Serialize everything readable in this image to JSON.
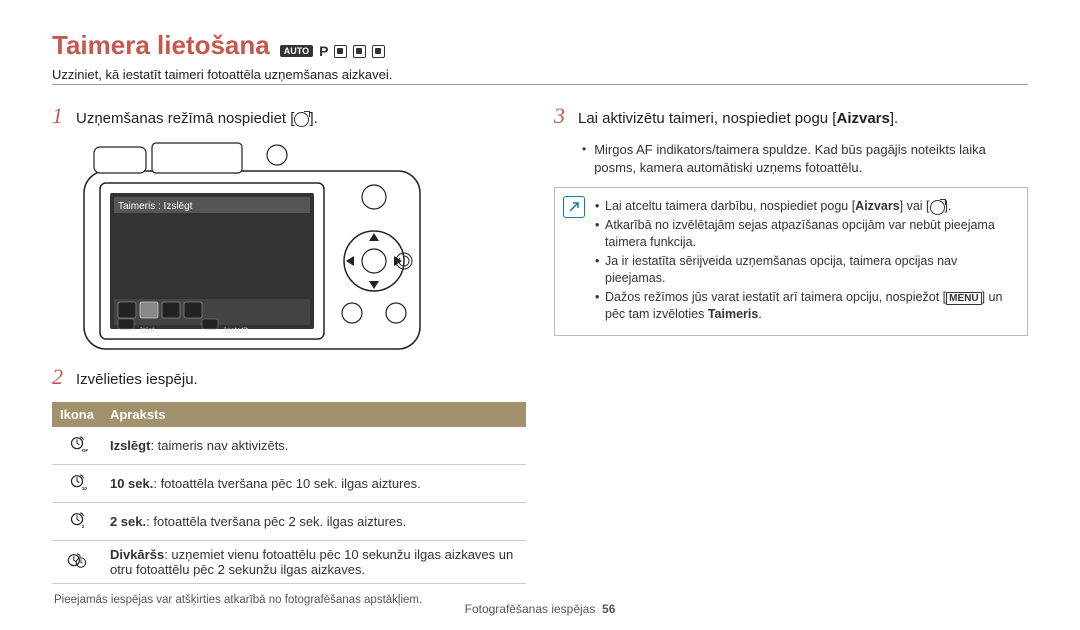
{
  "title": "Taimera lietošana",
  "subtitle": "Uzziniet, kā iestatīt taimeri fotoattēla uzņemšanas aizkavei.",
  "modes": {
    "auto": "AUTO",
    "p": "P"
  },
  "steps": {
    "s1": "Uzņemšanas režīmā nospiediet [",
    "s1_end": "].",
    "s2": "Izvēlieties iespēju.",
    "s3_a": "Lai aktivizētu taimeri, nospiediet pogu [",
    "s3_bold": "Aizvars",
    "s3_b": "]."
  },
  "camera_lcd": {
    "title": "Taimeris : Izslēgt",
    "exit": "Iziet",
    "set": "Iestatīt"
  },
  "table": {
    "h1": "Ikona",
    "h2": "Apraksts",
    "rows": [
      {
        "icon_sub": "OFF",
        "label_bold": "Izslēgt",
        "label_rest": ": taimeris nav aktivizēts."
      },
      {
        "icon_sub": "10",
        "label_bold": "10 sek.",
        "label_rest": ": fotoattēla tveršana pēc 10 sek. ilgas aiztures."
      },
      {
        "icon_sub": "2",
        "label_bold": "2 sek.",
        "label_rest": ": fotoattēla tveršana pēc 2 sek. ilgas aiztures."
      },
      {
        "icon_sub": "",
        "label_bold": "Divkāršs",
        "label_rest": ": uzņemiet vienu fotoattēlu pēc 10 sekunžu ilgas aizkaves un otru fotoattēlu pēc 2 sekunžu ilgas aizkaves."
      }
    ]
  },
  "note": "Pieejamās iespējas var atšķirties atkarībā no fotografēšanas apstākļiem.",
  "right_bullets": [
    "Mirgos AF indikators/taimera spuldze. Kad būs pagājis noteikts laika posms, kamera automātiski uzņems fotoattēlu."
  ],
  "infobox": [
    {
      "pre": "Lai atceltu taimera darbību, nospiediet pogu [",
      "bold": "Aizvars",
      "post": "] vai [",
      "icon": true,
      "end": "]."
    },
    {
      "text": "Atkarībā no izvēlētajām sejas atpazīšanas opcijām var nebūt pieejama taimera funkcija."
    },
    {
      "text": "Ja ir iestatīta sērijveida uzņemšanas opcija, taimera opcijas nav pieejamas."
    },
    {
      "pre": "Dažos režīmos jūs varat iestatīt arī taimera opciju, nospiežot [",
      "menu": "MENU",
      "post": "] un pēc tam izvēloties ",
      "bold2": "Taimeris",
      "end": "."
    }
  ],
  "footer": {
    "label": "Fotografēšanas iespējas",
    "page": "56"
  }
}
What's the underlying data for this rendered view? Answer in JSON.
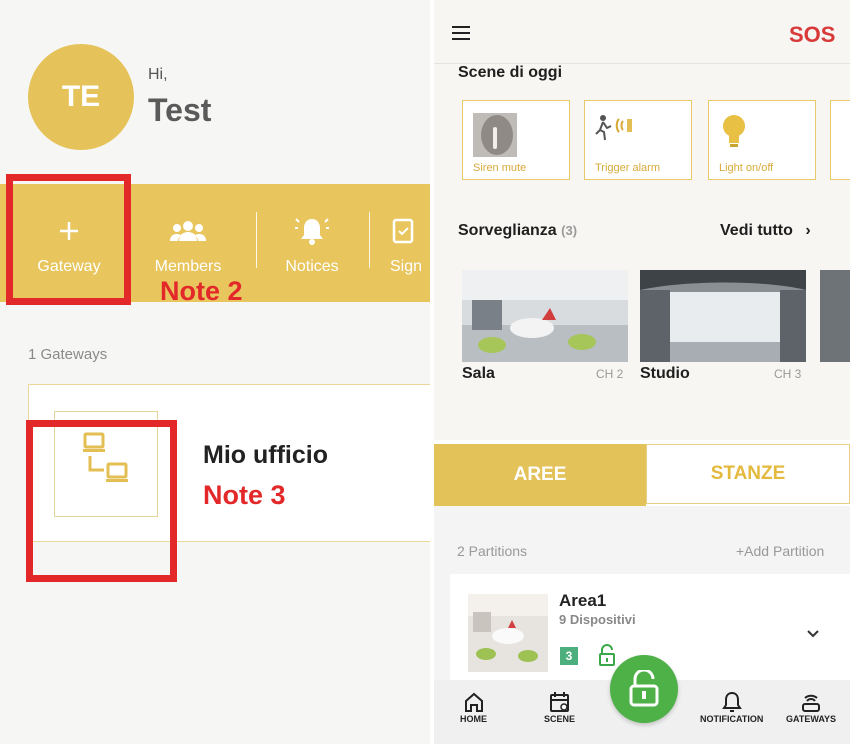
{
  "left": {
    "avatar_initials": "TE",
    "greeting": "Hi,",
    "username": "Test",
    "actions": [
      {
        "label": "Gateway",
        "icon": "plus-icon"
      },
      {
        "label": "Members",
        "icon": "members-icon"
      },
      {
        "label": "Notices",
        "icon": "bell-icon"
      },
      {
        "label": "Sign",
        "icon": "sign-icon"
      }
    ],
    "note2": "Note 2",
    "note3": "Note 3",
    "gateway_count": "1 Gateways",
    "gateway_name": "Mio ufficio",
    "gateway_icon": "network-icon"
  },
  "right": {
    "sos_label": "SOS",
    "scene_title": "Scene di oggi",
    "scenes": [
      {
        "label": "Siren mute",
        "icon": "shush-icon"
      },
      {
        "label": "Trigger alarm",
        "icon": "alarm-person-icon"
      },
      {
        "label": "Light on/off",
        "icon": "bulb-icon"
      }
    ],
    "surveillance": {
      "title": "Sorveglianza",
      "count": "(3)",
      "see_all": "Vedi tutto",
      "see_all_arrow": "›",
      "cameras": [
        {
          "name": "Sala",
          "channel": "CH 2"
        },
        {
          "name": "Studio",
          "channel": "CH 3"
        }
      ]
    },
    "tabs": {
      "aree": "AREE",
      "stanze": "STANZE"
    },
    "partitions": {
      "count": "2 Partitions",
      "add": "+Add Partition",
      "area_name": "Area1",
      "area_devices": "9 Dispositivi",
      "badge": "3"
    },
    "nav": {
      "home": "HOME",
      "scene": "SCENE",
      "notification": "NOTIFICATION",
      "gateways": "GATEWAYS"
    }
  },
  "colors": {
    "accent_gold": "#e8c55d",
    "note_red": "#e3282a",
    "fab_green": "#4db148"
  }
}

__________

» **What you will do**: Show all lines above holding "nospiediet".

» **Complete answer**:
    "s1": "Uzņemšanas režīmā nospiediet [",
    "s3_a": "Lai aktivizētu taimeri, nospiediet pogu [",
      "pre": "Lai atceltu taimera darbību, nospiediet pogu [",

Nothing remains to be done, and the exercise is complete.